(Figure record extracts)

>> START

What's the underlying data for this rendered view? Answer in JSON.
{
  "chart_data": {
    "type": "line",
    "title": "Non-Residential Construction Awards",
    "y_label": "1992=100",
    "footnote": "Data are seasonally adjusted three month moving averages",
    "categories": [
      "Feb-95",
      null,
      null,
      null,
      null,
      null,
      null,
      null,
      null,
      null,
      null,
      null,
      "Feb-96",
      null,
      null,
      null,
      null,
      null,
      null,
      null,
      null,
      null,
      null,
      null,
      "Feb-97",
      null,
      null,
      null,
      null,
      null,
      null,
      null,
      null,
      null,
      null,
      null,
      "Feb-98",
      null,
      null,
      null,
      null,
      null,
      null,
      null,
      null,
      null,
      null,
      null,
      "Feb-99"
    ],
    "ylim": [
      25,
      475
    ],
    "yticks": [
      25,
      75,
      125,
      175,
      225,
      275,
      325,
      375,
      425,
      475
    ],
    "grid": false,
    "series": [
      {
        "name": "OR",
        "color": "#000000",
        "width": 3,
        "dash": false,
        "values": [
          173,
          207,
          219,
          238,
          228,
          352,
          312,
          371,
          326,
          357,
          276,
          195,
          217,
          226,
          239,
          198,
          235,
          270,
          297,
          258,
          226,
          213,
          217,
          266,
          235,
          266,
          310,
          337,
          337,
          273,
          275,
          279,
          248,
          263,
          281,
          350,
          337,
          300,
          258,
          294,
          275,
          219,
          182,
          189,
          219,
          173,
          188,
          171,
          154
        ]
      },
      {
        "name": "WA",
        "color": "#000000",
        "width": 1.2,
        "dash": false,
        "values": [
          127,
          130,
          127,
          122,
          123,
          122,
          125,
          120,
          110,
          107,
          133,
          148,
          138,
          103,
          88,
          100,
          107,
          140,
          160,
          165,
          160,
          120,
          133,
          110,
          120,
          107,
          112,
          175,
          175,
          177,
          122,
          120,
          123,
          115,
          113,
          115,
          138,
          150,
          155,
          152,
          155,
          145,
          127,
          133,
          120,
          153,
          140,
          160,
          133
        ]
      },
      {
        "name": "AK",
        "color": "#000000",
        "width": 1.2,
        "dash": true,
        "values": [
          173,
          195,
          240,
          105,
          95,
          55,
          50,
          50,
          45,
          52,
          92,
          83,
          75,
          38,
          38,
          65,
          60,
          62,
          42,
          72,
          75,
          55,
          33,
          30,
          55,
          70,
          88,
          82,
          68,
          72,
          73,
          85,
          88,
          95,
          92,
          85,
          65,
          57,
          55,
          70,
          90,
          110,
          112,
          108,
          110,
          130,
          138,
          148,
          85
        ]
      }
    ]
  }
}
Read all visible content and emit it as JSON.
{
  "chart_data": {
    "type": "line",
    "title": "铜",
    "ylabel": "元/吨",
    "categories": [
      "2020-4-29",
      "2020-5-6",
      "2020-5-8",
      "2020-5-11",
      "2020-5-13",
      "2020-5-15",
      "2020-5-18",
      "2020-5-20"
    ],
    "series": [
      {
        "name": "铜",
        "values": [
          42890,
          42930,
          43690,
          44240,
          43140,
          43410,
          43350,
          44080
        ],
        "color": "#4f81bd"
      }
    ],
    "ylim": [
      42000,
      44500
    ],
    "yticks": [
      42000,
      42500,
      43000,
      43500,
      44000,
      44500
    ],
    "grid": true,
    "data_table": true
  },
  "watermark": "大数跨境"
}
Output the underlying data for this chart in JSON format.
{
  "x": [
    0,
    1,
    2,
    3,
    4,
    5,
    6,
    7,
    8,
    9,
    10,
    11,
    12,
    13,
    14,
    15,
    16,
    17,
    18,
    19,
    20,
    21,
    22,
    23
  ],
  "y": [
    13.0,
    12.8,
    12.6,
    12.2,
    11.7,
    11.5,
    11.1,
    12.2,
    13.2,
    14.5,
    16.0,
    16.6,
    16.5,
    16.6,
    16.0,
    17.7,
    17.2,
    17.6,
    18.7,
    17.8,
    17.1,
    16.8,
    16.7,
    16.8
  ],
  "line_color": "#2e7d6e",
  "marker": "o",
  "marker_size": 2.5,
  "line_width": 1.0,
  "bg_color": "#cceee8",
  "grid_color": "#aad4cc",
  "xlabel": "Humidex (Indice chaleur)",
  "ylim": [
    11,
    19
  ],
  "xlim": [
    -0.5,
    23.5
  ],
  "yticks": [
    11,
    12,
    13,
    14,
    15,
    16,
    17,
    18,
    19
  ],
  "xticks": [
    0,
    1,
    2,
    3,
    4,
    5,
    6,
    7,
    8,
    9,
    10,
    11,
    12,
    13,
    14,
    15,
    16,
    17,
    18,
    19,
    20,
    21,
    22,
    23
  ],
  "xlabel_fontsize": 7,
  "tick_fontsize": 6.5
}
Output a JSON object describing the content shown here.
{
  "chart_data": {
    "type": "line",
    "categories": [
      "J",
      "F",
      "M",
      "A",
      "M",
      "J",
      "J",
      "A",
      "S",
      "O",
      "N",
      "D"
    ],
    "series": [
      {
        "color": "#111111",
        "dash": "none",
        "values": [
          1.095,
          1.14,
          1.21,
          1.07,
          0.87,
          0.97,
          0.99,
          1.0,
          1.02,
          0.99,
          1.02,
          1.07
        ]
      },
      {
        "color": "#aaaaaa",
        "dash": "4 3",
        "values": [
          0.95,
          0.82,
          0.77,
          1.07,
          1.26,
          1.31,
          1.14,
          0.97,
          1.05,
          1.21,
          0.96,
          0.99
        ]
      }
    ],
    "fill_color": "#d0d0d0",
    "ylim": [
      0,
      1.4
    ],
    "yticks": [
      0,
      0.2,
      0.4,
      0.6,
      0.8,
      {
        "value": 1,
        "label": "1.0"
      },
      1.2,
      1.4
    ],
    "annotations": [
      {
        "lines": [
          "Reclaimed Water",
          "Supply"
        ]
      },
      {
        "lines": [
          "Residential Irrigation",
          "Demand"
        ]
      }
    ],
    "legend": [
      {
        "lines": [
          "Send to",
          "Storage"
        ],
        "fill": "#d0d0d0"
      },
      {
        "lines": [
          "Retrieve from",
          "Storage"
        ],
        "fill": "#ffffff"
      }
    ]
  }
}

>> END

PROBLEM REQUIREMENTS => Give all the records again. Match them exactly.

WRITTEN REPLY =>
What's the underlying data for this rendered view? Answer in JSON.
{
  "chart_data": {
    "type": "line",
    "title": "Non-Residential Construction Awards",
    "y_label": "1992=100",
    "footnote": "Data are seasonally adjusted three month moving averages",
    "categories": [
      "Feb-95",
      null,
      null,
      null,
      null,
      null,
      null,
      null,
      null,
      null,
      null,
      null,
      "Feb-96",
      null,
      null,
      null,
      null,
      null,
      null,
      null,
      null,
      null,
      null,
      null,
      "Feb-97",
      null,
      null,
      null,
      null,
      null,
      null,
      null,
      null,
      null,
      null,
      null,
      "Feb-98",
      null,
      null,
      null,
      null,
      null,
      null,
      null,
      null,
      null,
      null,
      null,
      "Feb-99"
    ],
    "ylim": [
      25,
      475
    ],
    "yticks": [
      25,
      75,
      125,
      175,
      225,
      275,
      325,
      375,
      425,
      475
    ],
    "grid": false,
    "series": [
      {
        "name": "OR",
        "color": "#000000",
        "width": 3,
        "dash": false,
        "values": [
          173,
          207,
          219,
          238,
          228,
          352,
          312,
          371,
          326,
          357,
          276,
          195,
          217,
          226,
          239,
          198,
          235,
          270,
          297,
          258,
          226,
          213,
          217,
          266,
          235,
          266,
          310,
          337,
          337,
          273,
          275,
          279,
          248,
          263,
          281,
          350,
          337,
          300,
          258,
          294,
          275,
          219,
          182,
          189,
          219,
          173,
          188,
          171,
          154
        ]
      },
      {
        "name": "WA",
        "color": "#000000",
        "width": 1.2,
        "dash": false,
        "values": [
          127,
          130,
          127,
          122,
          123,
          122,
          125,
          120,
          110,
          107,
          133,
          148,
          138,
          103,
          88,
          100,
          107,
          140,
          160,
          165,
          160,
          120,
          133,
          110,
          120,
          107,
          112,
          175,
          175,
          177,
          122,
          120,
          123,
          115,
          113,
          115,
          138,
          150,
          155,
          152,
          155,
          145,
          127,
          133,
          120,
          153,
          140,
          160,
          133
        ]
      },
      {
        "name": "AK",
        "color": "#000000",
        "width": 1.2,
        "dash": true,
        "values": [
          173,
          195,
          240,
          105,
          95,
          55,
          50,
          50,
          45,
          52,
          92,
          83,
          75,
          38,
          38,
          65,
          60,
          62,
          42,
          72,
          75,
          55,
          33,
          30,
          55,
          70,
          88,
          82,
          68,
          72,
          73,
          85,
          88,
          95,
          92,
          85,
          65,
          57,
          55,
          70,
          90,
          110,
          112,
          108,
          110,
          130,
          138,
          148,
          85
        ]
      }
    ]
  }
}
Read all visible content and emit it as JSON.
{
  "chart_data": {
    "type": "line",
    "title": "铜",
    "ylabel": "元/吨",
    "categories": [
      "2020-4-29",
      "2020-5-6",
      "2020-5-8",
      "2020-5-11",
      "2020-5-13",
      "2020-5-15",
      "2020-5-18",
      "2020-5-20"
    ],
    "series": [
      {
        "name": "铜",
        "values": [
          42890,
          42930,
          43690,
          44240,
          43140,
          43410,
          43350,
          44080
        ],
        "color": "#4f81bd"
      }
    ],
    "ylim": [
      42000,
      44500
    ],
    "yticks": [
      42000,
      42500,
      43000,
      43500,
      44000,
      44500
    ],
    "grid": true,
    "data_table": true
  },
  "watermark": "大数跨境"
}
Output the underlying data for this chart in JSON format.
{
  "x": [
    0,
    1,
    2,
    3,
    4,
    5,
    6,
    7,
    8,
    9,
    10,
    11,
    12,
    13,
    14,
    15,
    16,
    17,
    18,
    19,
    20,
    21,
    22,
    23
  ],
  "y": [
    13.0,
    12.8,
    12.6,
    12.2,
    11.7,
    11.5,
    11.1,
    12.2,
    13.2,
    14.5,
    16.0,
    16.6,
    16.5,
    16.6,
    16.0,
    17.7,
    17.2,
    17.6,
    18.7,
    17.8,
    17.1,
    16.8,
    16.7,
    16.8
  ],
  "line_color": "#2e7d6e",
  "marker": "o",
  "marker_size": 2.5,
  "line_width": 1.0,
  "bg_color": "#cceee8",
  "grid_color": "#aad4cc",
  "xlabel": "Humidex (Indice chaleur)",
  "ylim": [
    11,
    19
  ],
  "xlim": [
    -0.5,
    23.5
  ],
  "yticks": [
    11,
    12,
    13,
    14,
    15,
    16,
    17,
    18,
    19
  ],
  "xticks": [
    0,
    1,
    2,
    3,
    4,
    5,
    6,
    7,
    8,
    9,
    10,
    11,
    12,
    13,
    14,
    15,
    16,
    17,
    18,
    19,
    20,
    21,
    22,
    23
  ],
  "xlabel_fontsize": 7,
  "tick_fontsize": 6.5
}
Output a JSON object describing the content shown here.
{
  "chart_data": {
    "type": "line",
    "categories": [
      "J",
      "F",
      "M",
      "A",
      "M",
      "J",
      "J",
      "A",
      "S",
      "O",
      "N",
      "D"
    ],
    "series": [
      {
        "color": "#111111",
        "dash": "none",
        "values": [
          1.095,
          1.14,
          1.21,
          1.07,
          0.87,
          0.97,
          0.99,
          1.0,
          1.02,
          0.99,
          1.02,
          1.07
        ]
      },
      {
        "color": "#aaaaaa",
        "dash": "4 3",
        "values": [
          0.95,
          0.82,
          0.77,
          1.07,
          1.26,
          1.31,
          1.14,
          0.97,
          1.05,
          1.21,
          0.96,
          0.99
        ]
      }
    ],
    "fill_color": "#d0d0d0",
    "ylim": [
      0,
      1.4
    ],
    "yticks": [
      0,
      0.2,
      0.4,
      0.6,
      0.8,
      {
        "value": 1,
        "label": "1.0"
      },
      1.2,
      1.4
    ],
    "annotations": [
      {
        "lines": [
          "Reclaimed Water",
          "Supply"
        ]
      },
      {
        "lines": [
          "Residential Irrigation",
          "Demand"
        ]
      }
    ],
    "legend": [
      {
        "lines": [
          "Send to",
          "Storage"
        ],
        "fill": "#d0d0d0"
      },
      {
        "lines": [
          "Retrieve from",
          "Storage"
        ],
        "fill": "#ffffff"
      }
    ]
  }
}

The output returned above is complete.